>> BEGIN
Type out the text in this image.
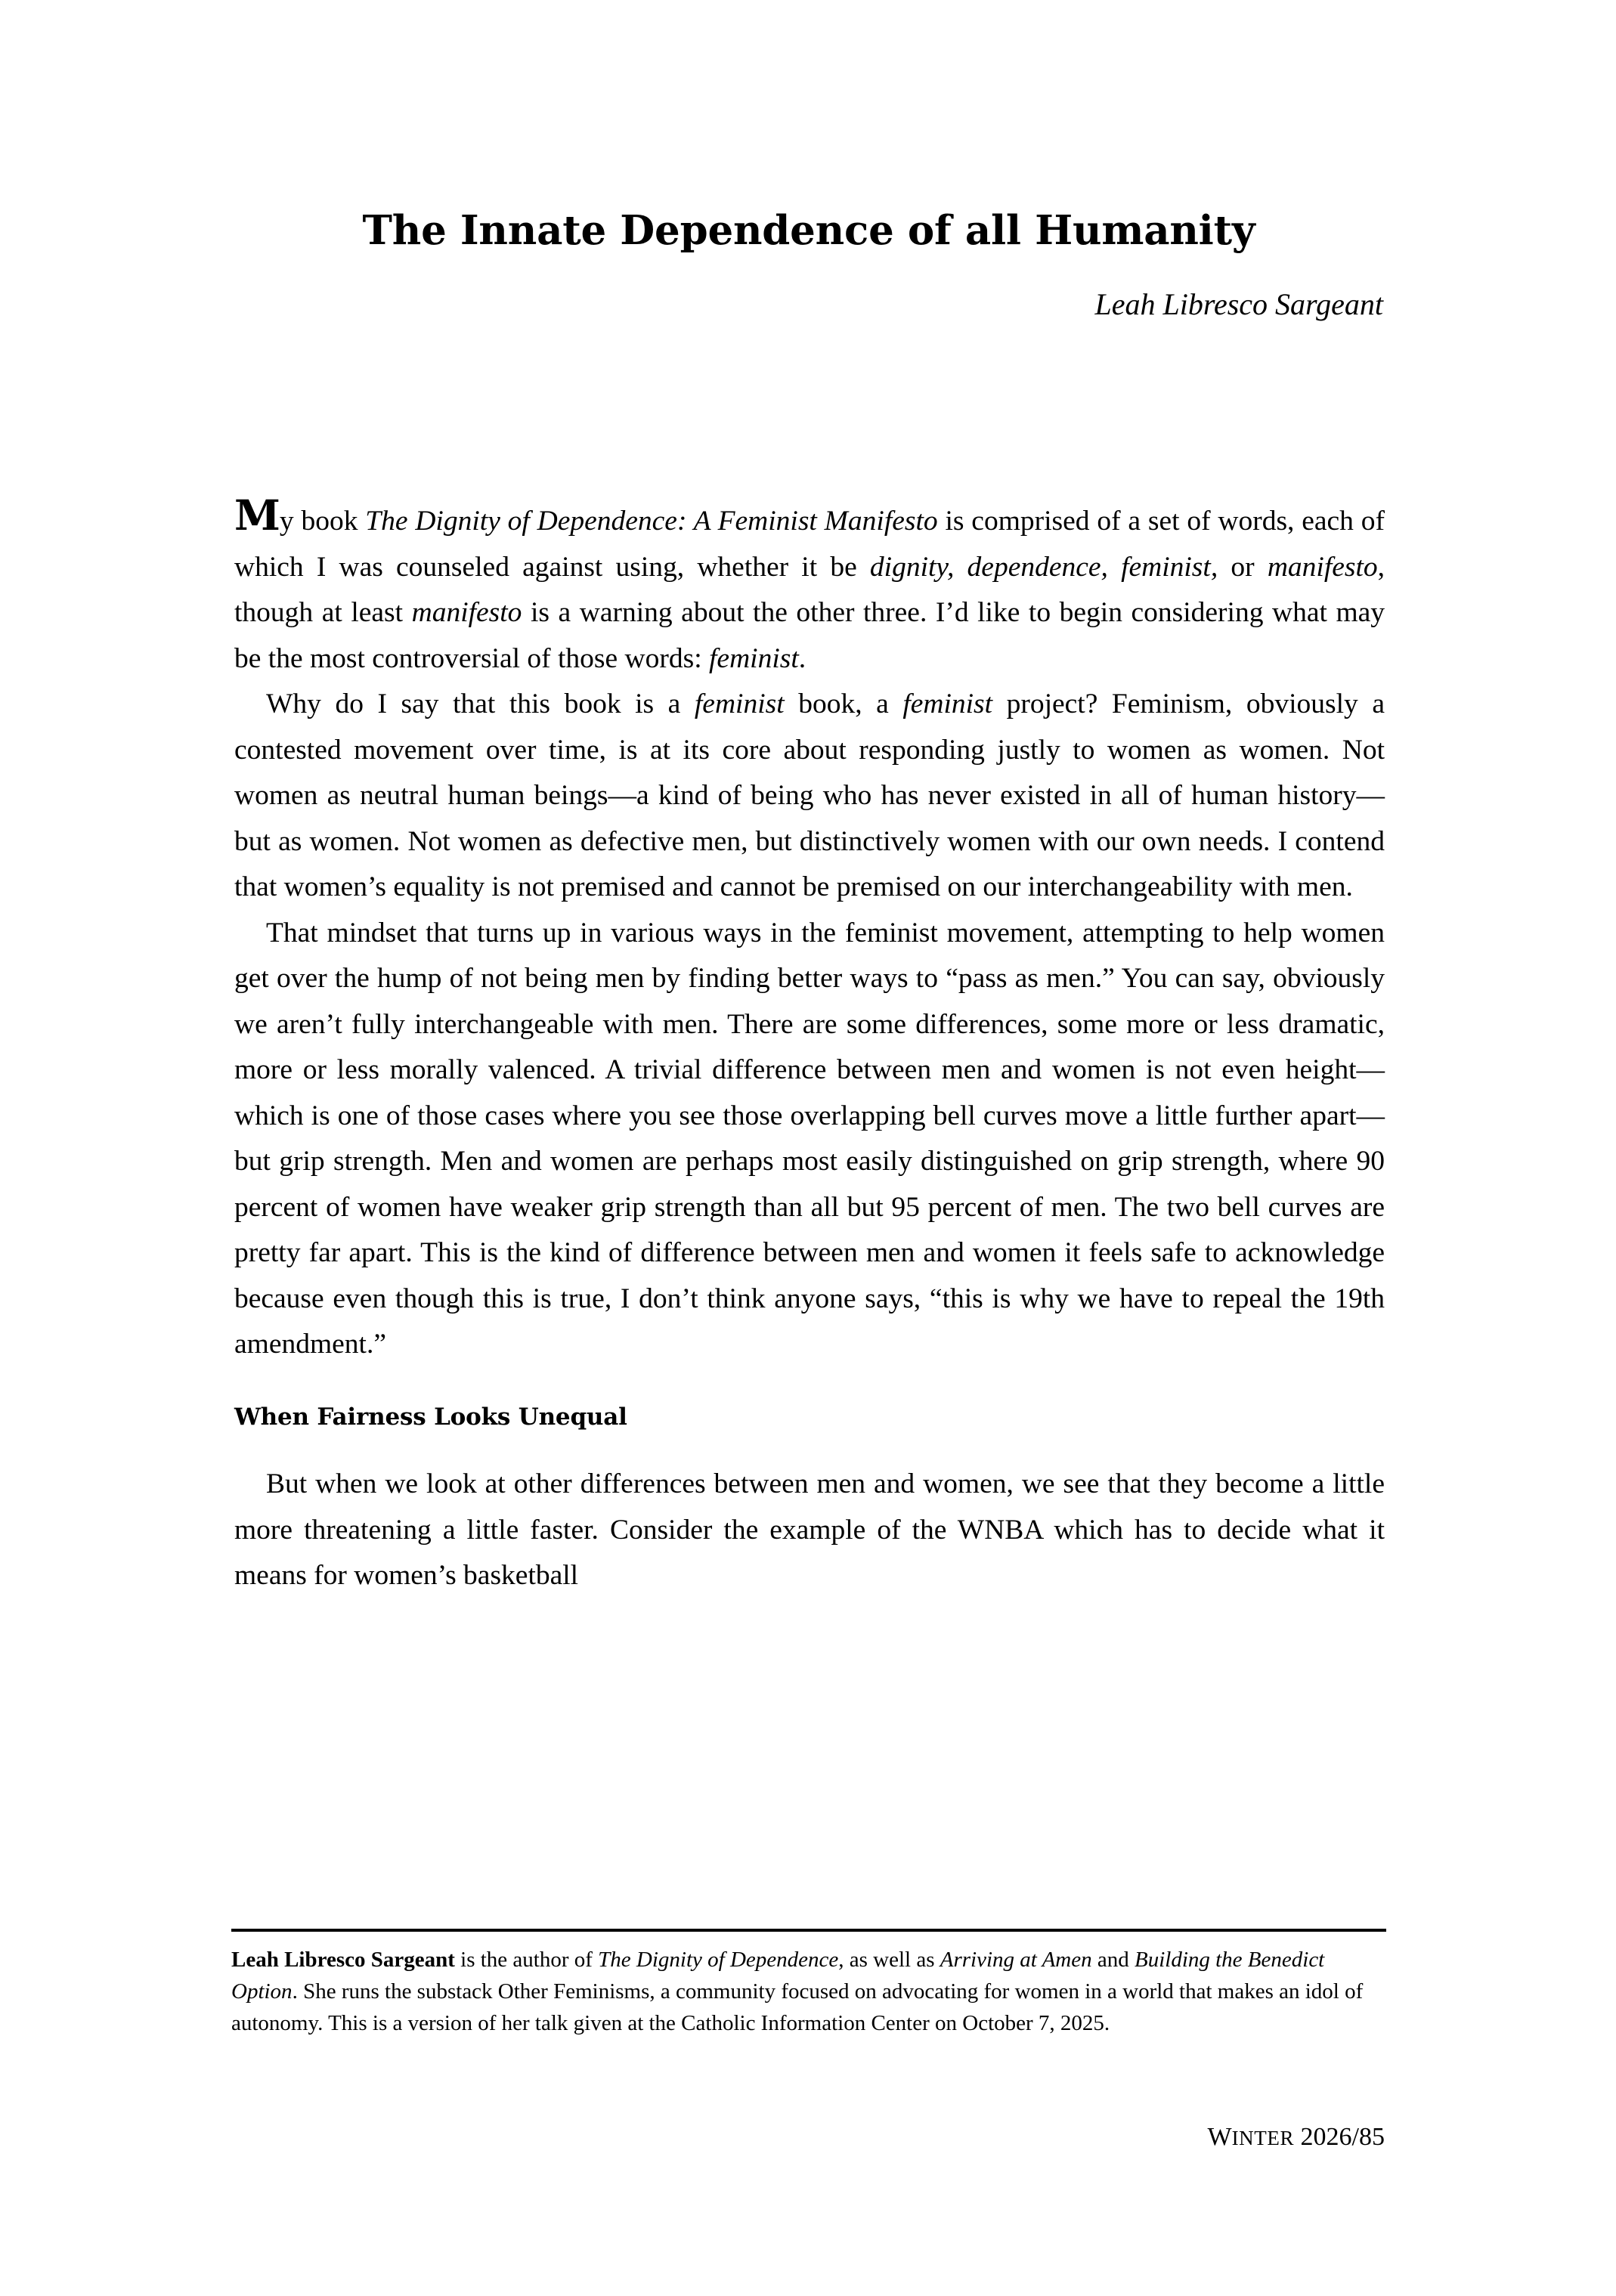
The Innate Dependence of all Humanity

Leah Libresco Sargeant

My book The Dignity of Dependence: A Feminist Manifesto is comprised of a set of words, each of which I was counseled against using, whether it be dignity, dependence, feminist, or manifesto, though at least manifesto is a warning about the other three. I’d like to begin considering what may be the most controversial of those words: feminist.

Why do I say that this book is a feminist book, a feminist project? Feminism, obviously a contested movement over time, is at its core about responding justly to women as women. Not women as neutral human beings—a kind of being who has never existed in all of human history—but as women. Not women as defective men, but distinctively women with our own needs. I contend that women’s equality is not premised and cannot be premised on our interchangeability with men.

That mindset that turns up in various ways in the feminist movement, attempting to help women get over the hump of not being men by finding better ways to “pass as men.” You can say, obviously we aren’t fully interchangeable with men. There are some differences, some more or less dramatic, more or less morally valenced. A trivial difference between men and women is not even height—which is one of those cases where you see those overlapping bell curves move a little further apart—but grip strength. Men and women are perhaps most easily distinguished on grip strength, where 90 percent of women have weaker grip strength than all but 95 percent of men. The two bell curves are pretty far apart. This is the kind of difference between men and women it feels safe to acknowledge because even though this is true, I don’t think anyone says, “this is why we have to repeal the 19th amendment.”

When Fairness Looks Unequal

But when we look at other differences between men and women, we see that they become a little more threatening a little faster. Consider the example of the WNBA which has to decide what it means for women’s basketball

Leah Libresco Sargeant is the author of The Dignity of Dependence, as well as Arriving at Amen and Building the Benedict Option. She runs the substack Other Feminisms, a community focused on advocating for women in a world that makes an idol of autonomy. This is a version of her talk given at the Catholic Information Center on October 7, 2025.

WINTER 2026/85
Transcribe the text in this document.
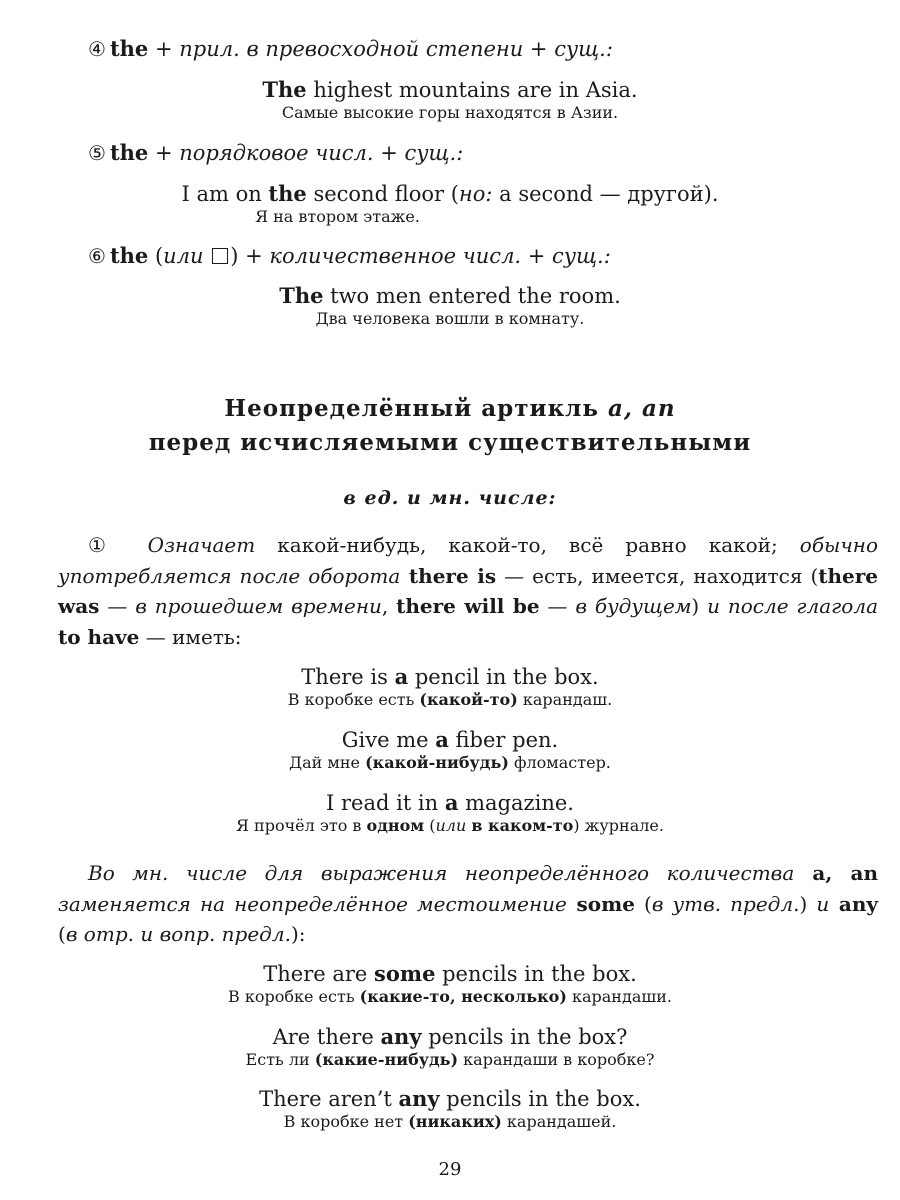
④ the + прил. в превосходной степени + сущ.:
The highest mountains are in Asia.
Самые высокие горы находятся в Азии.
⑤ the + порядковое числ. + сущ.:
I am on the second floor (но: a second — другой).
Я на втором этаже.
⑥ the (или ) + количественное числ. + сущ.:
The two men entered the room.
Два человека вошли в комнату.
Неопределённый артикль a, an
перед исчисляемыми существительными
в ед. и мн. числе:
① Означает какой-нибудь, какой-то, всё равно какой; обычно употребляется после оборота there is — есть, имеется, находится (there was — в прошедшем времени, there will be — в будущем) и после глагола to have — иметь:
There is a pencil in the box.
В коробке есть (какой-то) карандаш.
Give me a fiber pen.
Дай мне (какой-нибудь) фломастер.
I read it in a magazine.
Я прочёл это в одном (или в каком-то) журнале.
Во мн. числе для выражения неопределённого количества a, an заменяется на неопределённое местоимение some (в утв. предл.) и any (в отр. и вопр. предл.):
There are some pencils in the box.
В коробке есть (какие-то, несколько) карандаши.
Are there any pencils in the box?
Есть ли (какие-нибудь) карандаши в коробке?
There aren’t any pencils in the box.
В коробке нет (никаких) карандашей.
29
>> END
Exercise prompt
Report all lines of the data above that include the string "карандаши".

Exercise output
В коробке есть (какие-то, несколько) карандаши.
Есть ли (какие-нибудь) карандаши в коробке?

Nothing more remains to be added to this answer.